** begin **
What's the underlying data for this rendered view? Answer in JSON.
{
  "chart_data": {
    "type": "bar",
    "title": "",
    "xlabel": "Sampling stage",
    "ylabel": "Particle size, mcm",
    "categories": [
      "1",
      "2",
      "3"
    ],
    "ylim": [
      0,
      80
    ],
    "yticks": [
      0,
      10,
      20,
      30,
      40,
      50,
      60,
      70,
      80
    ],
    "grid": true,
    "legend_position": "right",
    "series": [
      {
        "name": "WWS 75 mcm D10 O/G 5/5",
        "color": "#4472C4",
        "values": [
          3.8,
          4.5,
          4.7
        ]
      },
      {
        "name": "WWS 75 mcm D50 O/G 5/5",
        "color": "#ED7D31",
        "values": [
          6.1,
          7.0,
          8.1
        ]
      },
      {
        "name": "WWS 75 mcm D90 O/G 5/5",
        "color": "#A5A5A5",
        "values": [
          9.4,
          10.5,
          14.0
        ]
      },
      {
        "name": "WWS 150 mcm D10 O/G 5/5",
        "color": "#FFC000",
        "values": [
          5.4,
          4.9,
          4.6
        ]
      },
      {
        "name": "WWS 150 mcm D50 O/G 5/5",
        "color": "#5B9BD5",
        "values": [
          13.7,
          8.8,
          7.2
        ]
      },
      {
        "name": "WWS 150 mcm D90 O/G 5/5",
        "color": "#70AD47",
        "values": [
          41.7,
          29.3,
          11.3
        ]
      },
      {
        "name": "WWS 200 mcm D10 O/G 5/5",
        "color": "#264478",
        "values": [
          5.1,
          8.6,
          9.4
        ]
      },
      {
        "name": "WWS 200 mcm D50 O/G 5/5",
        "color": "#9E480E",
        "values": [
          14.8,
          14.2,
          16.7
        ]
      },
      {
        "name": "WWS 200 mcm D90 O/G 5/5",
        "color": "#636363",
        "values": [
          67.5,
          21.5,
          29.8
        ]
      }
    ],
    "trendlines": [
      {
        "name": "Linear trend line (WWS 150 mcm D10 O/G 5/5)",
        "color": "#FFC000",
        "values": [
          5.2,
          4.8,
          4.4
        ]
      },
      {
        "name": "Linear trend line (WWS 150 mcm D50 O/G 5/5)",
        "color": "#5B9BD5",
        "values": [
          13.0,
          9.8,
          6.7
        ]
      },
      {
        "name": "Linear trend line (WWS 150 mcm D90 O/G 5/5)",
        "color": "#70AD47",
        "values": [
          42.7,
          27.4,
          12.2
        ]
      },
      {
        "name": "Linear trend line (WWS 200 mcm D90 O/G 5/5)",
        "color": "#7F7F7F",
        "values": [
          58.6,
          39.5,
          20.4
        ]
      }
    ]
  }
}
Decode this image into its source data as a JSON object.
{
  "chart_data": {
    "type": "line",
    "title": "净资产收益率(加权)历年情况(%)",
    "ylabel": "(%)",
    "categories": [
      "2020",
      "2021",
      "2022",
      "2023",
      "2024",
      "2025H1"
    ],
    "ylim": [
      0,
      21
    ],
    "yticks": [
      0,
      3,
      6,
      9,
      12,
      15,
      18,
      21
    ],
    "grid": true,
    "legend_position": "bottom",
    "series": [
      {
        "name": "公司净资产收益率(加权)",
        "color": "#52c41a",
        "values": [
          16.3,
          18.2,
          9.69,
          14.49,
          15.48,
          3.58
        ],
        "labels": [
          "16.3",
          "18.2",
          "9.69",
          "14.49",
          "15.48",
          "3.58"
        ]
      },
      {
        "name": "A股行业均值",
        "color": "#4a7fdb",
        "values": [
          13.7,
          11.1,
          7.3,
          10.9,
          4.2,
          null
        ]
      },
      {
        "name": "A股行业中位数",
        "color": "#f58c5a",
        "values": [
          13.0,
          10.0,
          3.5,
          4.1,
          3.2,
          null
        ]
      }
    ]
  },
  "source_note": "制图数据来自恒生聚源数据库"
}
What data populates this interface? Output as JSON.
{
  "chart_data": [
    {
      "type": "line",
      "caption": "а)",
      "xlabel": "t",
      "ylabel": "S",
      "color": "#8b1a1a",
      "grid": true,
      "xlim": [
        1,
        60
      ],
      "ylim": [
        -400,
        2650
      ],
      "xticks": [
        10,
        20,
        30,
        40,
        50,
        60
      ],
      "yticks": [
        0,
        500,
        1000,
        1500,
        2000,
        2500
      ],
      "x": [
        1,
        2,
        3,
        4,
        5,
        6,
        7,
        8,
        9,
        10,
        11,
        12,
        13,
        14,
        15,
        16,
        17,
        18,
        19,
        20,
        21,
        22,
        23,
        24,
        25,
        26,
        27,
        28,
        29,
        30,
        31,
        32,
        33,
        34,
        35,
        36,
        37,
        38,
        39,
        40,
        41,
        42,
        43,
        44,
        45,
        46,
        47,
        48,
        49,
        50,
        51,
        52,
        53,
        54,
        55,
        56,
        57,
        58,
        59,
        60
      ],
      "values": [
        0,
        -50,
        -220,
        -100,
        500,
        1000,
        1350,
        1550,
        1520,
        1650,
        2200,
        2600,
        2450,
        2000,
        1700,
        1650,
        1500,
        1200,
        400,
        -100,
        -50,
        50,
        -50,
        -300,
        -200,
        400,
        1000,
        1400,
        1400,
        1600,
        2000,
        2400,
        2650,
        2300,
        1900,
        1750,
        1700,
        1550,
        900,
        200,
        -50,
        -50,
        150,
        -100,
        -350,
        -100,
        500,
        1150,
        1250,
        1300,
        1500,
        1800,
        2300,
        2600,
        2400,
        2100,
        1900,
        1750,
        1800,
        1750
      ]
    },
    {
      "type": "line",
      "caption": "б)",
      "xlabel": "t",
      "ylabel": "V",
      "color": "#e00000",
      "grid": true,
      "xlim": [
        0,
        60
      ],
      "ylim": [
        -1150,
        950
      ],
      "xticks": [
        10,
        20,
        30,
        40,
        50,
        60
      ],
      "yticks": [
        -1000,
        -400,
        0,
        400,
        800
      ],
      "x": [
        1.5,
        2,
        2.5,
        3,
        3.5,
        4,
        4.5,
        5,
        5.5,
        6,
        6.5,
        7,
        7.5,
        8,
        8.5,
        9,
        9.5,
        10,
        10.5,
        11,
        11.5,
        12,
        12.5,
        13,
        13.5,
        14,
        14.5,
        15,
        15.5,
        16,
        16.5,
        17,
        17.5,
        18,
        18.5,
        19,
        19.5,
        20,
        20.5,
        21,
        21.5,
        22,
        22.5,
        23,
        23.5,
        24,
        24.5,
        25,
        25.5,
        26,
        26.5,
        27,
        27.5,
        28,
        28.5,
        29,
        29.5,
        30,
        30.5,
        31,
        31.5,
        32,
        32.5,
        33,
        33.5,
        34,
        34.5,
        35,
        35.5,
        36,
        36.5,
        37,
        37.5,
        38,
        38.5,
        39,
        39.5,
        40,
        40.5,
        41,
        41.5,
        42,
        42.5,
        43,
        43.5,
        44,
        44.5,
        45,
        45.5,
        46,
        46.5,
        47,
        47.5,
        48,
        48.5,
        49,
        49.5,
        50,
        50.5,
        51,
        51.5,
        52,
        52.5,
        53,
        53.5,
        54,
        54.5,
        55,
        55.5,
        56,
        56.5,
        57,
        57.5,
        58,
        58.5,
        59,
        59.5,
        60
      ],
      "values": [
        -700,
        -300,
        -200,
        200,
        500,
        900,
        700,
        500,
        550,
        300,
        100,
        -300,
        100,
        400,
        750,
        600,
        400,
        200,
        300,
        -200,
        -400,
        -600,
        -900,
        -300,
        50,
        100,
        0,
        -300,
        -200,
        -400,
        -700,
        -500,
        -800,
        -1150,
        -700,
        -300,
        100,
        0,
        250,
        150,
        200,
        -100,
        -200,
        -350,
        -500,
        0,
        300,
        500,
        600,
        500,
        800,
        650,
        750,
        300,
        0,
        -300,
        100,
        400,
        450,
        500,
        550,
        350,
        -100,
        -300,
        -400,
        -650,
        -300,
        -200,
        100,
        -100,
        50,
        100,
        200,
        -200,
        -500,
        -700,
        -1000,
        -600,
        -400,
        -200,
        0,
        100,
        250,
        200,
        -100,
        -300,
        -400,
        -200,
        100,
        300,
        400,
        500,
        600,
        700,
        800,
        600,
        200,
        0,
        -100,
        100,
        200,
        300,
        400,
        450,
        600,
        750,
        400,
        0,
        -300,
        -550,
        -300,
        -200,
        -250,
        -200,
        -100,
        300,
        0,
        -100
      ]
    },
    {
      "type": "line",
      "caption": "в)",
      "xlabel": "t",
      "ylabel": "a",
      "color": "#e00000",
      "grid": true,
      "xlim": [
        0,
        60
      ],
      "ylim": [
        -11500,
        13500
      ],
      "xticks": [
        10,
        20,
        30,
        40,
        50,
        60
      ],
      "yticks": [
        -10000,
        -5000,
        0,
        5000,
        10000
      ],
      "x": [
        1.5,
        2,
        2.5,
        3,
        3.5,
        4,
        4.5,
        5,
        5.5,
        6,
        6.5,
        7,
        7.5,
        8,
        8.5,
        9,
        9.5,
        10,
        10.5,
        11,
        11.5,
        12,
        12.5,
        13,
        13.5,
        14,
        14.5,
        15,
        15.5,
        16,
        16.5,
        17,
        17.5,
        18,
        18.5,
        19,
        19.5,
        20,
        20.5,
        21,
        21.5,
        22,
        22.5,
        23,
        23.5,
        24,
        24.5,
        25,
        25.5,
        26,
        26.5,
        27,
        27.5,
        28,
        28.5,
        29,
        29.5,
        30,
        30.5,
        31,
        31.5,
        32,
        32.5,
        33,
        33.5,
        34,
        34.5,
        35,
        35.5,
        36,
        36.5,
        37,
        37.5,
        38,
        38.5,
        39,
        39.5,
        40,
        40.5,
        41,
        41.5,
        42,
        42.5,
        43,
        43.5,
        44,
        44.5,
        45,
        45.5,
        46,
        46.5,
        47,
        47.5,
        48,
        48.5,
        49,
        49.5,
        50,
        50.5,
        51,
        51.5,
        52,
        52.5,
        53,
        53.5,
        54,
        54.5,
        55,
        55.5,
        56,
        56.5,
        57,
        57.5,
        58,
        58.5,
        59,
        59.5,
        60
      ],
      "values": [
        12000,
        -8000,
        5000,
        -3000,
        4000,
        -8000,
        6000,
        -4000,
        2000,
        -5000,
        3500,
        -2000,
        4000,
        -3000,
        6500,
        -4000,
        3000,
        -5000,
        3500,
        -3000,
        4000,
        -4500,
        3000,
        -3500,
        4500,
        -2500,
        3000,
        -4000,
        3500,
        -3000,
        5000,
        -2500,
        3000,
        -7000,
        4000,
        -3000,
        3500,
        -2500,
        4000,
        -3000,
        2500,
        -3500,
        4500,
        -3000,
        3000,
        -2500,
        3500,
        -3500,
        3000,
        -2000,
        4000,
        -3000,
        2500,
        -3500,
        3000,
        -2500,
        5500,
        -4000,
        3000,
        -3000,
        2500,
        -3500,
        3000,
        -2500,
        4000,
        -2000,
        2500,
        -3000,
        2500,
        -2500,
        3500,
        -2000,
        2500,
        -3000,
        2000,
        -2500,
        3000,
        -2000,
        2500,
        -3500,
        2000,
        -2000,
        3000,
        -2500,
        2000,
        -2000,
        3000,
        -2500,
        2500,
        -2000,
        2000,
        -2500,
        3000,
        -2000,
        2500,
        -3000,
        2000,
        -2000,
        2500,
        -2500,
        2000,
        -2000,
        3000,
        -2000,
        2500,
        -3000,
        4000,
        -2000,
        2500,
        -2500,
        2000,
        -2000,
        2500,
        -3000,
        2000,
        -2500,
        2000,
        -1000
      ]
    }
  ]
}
** end **
WHAT TO DO
Identify and copy all lines with the word "this".

FINISHED TASK
What's the underlying data for this rendered view? Answer in JSON.
Decode this image into its source data as a JSON object.
What data populates this interface? Output as JSON.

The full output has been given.